/---

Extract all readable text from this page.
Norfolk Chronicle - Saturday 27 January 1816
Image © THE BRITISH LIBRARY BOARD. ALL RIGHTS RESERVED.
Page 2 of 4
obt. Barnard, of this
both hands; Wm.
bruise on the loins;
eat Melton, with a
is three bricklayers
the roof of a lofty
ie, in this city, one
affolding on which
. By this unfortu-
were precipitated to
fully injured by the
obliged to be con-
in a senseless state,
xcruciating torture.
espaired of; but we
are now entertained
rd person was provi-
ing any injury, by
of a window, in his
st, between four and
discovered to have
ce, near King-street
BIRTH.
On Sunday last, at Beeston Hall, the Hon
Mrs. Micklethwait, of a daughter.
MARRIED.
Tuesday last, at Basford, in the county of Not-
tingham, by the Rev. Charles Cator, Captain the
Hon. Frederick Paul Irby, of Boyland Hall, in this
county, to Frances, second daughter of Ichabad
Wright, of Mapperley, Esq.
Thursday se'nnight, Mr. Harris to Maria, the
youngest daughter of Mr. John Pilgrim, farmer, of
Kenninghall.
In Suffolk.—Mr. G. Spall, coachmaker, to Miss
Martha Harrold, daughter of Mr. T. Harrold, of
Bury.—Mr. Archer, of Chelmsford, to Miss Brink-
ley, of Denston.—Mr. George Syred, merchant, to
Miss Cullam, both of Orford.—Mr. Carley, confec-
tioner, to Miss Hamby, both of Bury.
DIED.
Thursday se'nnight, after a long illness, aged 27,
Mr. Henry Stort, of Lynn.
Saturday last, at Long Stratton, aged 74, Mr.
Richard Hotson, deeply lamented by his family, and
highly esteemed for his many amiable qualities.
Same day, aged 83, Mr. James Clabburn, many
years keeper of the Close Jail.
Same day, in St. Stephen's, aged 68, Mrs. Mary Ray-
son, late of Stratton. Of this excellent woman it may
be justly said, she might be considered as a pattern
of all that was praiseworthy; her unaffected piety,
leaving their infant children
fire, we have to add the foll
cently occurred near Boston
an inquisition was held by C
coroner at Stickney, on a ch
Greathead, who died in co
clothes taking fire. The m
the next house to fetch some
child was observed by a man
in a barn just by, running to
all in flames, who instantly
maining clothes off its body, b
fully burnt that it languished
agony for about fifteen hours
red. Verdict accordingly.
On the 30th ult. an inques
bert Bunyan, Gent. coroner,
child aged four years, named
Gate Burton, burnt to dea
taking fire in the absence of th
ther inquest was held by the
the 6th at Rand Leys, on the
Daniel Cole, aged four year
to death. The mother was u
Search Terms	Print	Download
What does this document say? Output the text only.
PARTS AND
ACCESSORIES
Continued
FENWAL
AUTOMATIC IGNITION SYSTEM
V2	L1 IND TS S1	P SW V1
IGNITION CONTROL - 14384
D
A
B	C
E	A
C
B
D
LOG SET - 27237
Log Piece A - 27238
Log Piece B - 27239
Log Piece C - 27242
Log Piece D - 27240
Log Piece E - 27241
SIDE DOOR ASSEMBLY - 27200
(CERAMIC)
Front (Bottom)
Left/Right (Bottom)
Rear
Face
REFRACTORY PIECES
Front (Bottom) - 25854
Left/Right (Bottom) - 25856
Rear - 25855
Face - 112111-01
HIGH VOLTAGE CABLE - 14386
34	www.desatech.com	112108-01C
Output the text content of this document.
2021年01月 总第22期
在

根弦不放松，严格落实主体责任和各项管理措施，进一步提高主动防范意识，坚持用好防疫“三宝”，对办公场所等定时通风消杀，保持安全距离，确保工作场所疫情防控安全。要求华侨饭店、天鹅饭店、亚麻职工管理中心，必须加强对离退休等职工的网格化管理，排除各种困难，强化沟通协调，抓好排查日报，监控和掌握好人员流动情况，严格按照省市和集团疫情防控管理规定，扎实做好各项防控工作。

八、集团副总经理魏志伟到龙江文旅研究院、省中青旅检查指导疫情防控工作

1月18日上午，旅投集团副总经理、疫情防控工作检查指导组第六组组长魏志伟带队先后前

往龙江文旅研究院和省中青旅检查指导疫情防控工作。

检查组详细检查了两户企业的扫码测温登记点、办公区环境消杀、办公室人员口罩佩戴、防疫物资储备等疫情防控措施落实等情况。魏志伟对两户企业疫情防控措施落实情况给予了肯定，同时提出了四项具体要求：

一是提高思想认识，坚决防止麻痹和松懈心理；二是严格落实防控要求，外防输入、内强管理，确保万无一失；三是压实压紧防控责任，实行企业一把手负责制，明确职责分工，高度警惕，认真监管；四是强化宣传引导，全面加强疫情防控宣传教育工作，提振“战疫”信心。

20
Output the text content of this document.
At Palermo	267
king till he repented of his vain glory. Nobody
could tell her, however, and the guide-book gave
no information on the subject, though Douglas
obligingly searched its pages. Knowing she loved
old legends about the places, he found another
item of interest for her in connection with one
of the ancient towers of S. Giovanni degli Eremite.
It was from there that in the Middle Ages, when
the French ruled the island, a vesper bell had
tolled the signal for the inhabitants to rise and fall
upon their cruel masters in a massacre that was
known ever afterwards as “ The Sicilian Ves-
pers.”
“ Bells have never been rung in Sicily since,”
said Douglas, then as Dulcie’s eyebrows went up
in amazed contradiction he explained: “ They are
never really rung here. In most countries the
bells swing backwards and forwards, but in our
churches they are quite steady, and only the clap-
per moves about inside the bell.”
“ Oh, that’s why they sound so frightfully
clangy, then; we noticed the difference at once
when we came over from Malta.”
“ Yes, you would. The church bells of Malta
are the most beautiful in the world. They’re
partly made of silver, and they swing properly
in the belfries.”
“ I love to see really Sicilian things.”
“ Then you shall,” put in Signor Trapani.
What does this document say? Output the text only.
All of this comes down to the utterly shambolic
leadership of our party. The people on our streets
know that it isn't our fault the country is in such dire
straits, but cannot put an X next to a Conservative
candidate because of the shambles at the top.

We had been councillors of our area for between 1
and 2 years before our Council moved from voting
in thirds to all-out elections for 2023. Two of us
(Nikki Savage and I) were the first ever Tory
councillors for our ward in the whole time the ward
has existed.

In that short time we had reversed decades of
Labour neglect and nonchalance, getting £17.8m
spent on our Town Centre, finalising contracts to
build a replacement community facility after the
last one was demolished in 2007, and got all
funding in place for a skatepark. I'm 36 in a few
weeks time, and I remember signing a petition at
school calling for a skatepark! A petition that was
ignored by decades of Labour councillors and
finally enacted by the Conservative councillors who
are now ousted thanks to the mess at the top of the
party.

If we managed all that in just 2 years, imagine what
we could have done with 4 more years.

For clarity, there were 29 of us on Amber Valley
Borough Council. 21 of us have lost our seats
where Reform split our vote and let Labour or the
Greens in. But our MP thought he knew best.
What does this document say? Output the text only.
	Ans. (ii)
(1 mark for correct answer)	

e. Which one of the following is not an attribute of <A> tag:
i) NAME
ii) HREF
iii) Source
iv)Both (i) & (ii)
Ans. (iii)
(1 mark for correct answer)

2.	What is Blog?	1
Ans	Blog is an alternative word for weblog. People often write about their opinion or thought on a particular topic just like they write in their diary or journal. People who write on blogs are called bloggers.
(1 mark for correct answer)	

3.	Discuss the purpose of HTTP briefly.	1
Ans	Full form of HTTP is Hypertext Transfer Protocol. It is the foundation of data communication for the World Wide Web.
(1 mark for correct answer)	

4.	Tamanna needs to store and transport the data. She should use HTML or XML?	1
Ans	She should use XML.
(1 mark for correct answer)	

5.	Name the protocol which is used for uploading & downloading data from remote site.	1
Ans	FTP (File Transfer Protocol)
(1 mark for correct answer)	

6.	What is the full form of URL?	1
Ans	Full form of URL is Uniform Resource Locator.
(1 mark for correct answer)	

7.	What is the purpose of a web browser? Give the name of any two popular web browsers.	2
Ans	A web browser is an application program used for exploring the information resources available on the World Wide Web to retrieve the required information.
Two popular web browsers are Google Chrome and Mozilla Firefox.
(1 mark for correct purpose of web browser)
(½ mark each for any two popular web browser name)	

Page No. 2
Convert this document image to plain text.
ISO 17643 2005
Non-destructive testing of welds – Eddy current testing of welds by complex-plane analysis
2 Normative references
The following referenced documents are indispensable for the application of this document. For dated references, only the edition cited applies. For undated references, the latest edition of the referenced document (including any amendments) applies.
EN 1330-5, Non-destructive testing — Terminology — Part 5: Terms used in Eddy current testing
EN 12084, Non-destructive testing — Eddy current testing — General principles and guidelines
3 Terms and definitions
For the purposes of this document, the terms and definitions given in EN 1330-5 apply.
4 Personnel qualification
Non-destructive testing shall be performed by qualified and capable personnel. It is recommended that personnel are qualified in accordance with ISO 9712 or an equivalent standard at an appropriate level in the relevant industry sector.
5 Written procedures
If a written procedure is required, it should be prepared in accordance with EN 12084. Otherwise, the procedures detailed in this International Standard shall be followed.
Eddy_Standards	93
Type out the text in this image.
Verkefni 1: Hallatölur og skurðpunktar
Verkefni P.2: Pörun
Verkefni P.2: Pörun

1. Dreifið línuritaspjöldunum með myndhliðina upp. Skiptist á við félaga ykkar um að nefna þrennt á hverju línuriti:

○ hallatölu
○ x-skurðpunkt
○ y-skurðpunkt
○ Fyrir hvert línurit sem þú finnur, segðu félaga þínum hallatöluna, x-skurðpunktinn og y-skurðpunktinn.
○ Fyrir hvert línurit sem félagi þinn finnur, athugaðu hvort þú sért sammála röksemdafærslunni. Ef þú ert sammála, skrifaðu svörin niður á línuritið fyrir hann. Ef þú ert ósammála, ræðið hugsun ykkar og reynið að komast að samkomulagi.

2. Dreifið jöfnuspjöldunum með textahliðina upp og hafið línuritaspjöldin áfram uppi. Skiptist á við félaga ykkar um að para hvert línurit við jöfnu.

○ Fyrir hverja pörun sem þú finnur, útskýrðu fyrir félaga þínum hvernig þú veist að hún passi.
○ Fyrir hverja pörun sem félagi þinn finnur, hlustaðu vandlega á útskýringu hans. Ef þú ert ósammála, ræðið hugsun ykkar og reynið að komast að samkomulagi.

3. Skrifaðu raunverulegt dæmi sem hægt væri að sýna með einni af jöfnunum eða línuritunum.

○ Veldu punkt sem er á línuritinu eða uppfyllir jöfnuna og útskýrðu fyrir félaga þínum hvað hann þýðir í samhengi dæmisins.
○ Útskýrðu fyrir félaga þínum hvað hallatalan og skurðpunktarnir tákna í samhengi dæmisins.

\---

* **Given exercise**: Which lines include the word "samhengi"? Copy every one of them.

* **Answer for the task**:
○ Veldu punkt sem er á línuritinu eða uppfyllir jöfnuna og útskýrðu fyrir félaga þínum hvað hann þýðir í samhengi dæmisins.
○ Útskýrðu fyrir félaga þínum hvað hallatalan og skurðpunktarnir tákna í samhengi dæmisins.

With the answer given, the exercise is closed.